The exercise
Word for word, repeat the lines of the records from the one containing "Read this page and output its text content." through the last line, both included.

Records to use
____

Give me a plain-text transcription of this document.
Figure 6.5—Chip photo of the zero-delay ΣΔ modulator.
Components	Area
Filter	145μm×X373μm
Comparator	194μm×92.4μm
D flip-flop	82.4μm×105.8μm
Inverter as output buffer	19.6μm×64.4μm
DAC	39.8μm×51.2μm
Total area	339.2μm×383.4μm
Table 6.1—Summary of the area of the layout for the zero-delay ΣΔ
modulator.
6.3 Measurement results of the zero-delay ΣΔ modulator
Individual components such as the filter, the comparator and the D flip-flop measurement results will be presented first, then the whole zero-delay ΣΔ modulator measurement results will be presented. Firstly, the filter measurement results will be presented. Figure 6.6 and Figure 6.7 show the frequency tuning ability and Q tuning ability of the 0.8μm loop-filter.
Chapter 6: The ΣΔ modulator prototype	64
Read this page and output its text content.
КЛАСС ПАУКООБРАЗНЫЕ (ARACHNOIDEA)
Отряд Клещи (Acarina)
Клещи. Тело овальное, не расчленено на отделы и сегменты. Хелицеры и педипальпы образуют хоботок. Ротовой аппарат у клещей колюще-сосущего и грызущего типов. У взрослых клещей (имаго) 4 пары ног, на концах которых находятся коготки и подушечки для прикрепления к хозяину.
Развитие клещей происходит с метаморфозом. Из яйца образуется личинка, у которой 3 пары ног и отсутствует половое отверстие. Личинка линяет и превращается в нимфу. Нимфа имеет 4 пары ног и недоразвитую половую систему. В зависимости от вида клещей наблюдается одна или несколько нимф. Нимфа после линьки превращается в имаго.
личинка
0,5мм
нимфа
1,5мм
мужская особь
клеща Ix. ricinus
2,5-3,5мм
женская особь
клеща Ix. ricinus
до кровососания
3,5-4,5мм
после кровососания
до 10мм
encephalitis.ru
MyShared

____

Answer to the exercise
Read this page and output its text content.
КЛАСС ПАУКООБРАЗНЫЕ (ARACHNOIDEA)
Отряд Клещи (Acarina)
Клещи. Тело овальное, не расчленено на отделы и сегменты. Хелицеры и педипальпы образуют хоботок. Ротовой аппарат у клещей колюще-сосущего и грызущего типов. У взрослых клещей (имаго) 4 пары ног, на концах которых находятся коготки и подушечки для прикрепления к хозяину.
Развитие клещей происходит с метаморфозом. Из яйца образуется личинка, у которой 3 пары ног и отсутствует половое отверстие. Личинка линяет и превращается в нимфу. Нимфа имеет 4 пары ног и недоразвитую половую систему. В зависимости от вида клещей наблюдается одна или несколько нимф. Нимфа после линьки превращается в имаго.
личинка
0,5мм
нимфа
1,5мм
мужская особь
клеща Ix. ricinus
2,5-3,5мм
женская особь
клеща Ix. ricinus
до кровососания
3,5-4,5мм
после кровососания
до 10мм
encephalitis.ru
MyShared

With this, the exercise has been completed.